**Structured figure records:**
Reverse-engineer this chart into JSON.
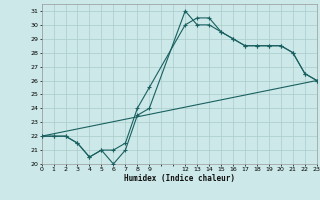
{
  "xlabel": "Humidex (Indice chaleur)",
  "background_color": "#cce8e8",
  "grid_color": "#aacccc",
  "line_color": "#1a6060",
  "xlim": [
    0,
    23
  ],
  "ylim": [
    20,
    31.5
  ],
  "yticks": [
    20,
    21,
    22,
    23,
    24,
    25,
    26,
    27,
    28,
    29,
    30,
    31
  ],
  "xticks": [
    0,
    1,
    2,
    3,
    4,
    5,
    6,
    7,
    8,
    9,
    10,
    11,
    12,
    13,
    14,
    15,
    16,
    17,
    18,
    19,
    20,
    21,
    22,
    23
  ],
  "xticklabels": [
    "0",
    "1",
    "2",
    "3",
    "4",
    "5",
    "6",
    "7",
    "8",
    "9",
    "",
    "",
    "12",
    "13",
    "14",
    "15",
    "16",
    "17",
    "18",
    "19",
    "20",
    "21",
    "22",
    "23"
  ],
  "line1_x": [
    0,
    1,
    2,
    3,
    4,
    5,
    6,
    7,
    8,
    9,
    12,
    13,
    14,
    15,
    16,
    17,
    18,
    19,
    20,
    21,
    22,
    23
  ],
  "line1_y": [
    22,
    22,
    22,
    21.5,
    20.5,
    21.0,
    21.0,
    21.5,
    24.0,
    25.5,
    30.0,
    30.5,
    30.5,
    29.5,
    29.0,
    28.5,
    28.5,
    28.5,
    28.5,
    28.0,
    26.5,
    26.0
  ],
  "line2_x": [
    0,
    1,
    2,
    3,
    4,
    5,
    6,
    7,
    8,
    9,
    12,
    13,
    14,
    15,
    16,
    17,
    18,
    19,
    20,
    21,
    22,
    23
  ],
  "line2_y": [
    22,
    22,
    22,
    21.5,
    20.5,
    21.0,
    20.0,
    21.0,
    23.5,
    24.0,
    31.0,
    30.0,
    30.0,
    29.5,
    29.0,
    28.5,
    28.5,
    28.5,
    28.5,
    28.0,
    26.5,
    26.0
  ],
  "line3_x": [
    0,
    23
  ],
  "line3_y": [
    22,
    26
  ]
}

**Task prompt:**
Omit the pictures and reproduce the listing exactly.

**Output:**
Reverse-engineer this chart into JSON.
{
  "xlabel": "Humidex (Indice chaleur)",
  "background_color": "#cce8e8",
  "grid_color": "#aacccc",
  "line_color": "#1a6060",
  "xlim": [
    0,
    23
  ],
  "ylim": [
    20,
    31.5
  ],
  "yticks": [
    20,
    21,
    22,
    23,
    24,
    25,
    26,
    27,
    28,
    29,
    30,
    31
  ],
  "xticks": [
    0,
    1,
    2,
    3,
    4,
    5,
    6,
    7,
    8,
    9,
    10,
    11,
    12,
    13,
    14,
    15,
    16,
    17,
    18,
    19,
    20,
    21,
    22,
    23
  ],
  "xticklabels": [
    "0",
    "1",
    "2",
    "3",
    "4",
    "5",
    "6",
    "7",
    "8",
    "9",
    "",
    "",
    "12",
    "13",
    "14",
    "15",
    "16",
    "17",
    "18",
    "19",
    "20",
    "21",
    "22",
    "23"
  ],
  "line1_x": [
    0,
    1,
    2,
    3,
    4,
    5,
    6,
    7,
    8,
    9,
    12,
    13,
    14,
    15,
    16,
    17,
    18,
    19,
    20,
    21,
    22,
    23
  ],
  "line1_y": [
    22,
    22,
    22,
    21.5,
    20.5,
    21.0,
    21.0,
    21.5,
    24.0,
    25.5,
    30.0,
    30.5,
    30.5,
    29.5,
    29.0,
    28.5,
    28.5,
    28.5,
    28.5,
    28.0,
    26.5,
    26.0
  ],
  "line2_x": [
    0,
    1,
    2,
    3,
    4,
    5,
    6,
    7,
    8,
    9,
    12,
    13,
    14,
    15,
    16,
    17,
    18,
    19,
    20,
    21,
    22,
    23
  ],
  "line2_y": [
    22,
    22,
    22,
    21.5,
    20.5,
    21.0,
    20.0,
    21.0,
    23.5,
    24.0,
    31.0,
    30.0,
    30.0,
    29.5,
    29.0,
    28.5,
    28.5,
    28.5,
    28.5,
    28.0,
    26.5,
    26.0
  ],
  "line3_x": [
    0,
    23
  ],
  "line3_y": [
    22,
    26
  ]
}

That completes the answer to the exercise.